● **TASK**
In the passage on artists repeating their own work, reproduce word for word everything from "When modern artists" to "of mass-media imagery.".

● **SOURCE PASSAGE**
· · · · · · ·

No, the interesting point is not the differences, but the way that each set is (near enough) the same – and what this tells us about the production values of 17th-century art. These multi-Sebastians aren't an aberration. There are numerous examples, by Reni and his contemporaries. It was normal for paintings to be issued in several near identical versions, and it didn't have to be done in secret.
It wasn't that authenticity counted for nothing. Patrons might need to be assured that, though the studio had done the basic copying, the master himself had gone over the whole picture at the end, adding his inimitable touch. But patrons were still happy to purchase a picture that wasn't a unique and original conception. And artists were happy to replicate their previous successes without any sense of creative shame.
When modern artists repeat themselves, there has to be a good creative reason. It's OK if there's a developing sequence, like Piet Mondrian exploring and gradually transforming a basic visual motif. And it's OK to do variations on a theme, as when Giorgio Morandi kept finding one more thing to do with bottles. It's OK to seek the Holy Grail, like Alberto Giacometti pursuing the impossible, ever-elusive likeness. And it's OK if repetition is part of the point, as in Andy Warhol's reiterations of mass-media imagery.
Now, in a way – as these examples indicate – no art is more self-repetitive than the art of the 20th century. Self-repetition actually becomes a mark of seriousness, dedication, "obsession". It also offers a handy, easy-to-spot individual trademark in an increasingly crowded art world. But it has to be the right kind of authentic self-repetition. It is absolutely not OK if, like the later Giorgio de Chirico, you just recycle your more popular earlier work to make money.

· · · · · · ·

● **RECORDS SUPPLIED**
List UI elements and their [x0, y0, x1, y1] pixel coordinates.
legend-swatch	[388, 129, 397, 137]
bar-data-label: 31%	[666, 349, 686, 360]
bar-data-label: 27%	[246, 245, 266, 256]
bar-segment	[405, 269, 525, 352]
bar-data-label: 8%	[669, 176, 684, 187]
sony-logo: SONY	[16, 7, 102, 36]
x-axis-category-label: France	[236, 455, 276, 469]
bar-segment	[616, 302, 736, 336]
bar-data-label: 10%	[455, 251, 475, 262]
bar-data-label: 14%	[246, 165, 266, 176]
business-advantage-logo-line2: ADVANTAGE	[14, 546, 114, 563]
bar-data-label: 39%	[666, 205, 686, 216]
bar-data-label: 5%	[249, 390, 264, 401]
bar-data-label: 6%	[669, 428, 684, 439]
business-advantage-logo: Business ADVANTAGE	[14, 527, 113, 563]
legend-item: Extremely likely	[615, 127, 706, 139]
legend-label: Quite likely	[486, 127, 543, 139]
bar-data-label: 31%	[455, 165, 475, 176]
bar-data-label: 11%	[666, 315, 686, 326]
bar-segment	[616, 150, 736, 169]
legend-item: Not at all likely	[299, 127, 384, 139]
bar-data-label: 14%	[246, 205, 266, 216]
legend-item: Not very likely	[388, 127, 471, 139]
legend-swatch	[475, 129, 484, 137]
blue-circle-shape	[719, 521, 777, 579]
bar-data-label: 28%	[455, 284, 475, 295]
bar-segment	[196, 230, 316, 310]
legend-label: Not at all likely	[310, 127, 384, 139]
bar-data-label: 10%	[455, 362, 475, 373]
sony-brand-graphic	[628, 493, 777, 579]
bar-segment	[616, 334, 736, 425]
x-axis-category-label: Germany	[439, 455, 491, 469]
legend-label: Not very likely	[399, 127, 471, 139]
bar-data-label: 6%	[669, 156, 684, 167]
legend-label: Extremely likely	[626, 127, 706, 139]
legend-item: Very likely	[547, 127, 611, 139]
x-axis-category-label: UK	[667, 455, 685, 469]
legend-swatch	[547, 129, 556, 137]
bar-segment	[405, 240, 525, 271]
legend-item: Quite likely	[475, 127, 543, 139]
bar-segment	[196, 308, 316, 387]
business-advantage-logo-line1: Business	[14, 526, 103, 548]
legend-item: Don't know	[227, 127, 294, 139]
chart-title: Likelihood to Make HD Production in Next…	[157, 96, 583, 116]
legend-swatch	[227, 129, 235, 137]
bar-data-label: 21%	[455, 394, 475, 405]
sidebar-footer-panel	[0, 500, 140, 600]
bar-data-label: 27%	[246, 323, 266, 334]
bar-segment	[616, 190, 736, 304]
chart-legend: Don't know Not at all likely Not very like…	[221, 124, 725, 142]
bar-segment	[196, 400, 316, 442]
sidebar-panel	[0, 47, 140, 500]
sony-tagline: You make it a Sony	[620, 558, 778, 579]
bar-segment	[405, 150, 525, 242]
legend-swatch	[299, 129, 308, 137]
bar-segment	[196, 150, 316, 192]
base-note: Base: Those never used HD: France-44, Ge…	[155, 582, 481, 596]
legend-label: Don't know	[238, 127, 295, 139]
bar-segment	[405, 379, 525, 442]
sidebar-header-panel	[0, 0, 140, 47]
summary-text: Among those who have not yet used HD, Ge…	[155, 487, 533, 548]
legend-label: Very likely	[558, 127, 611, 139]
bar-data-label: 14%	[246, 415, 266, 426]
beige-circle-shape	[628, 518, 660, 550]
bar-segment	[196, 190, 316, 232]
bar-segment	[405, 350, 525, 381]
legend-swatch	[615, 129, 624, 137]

· · · · · · ·

● **FINISHED EXERCISE**
When modern artists repeat themselves, there has to be a good creative reason. It's OK if there's a developing sequence, like Piet Mondrian exploring and gradually transforming a basic visual motif. And it's OK to do variations on a theme, as when Giorgio Morandi kept finding one more thing to do with bottles. It's OK to seek the Holy Grail, like Alberto Giacometti pursuing the impossible, ever-elusive likeness. And it's OK if repetition is part of the point, as in Andy Warhol's reiterations of mass-media imagery.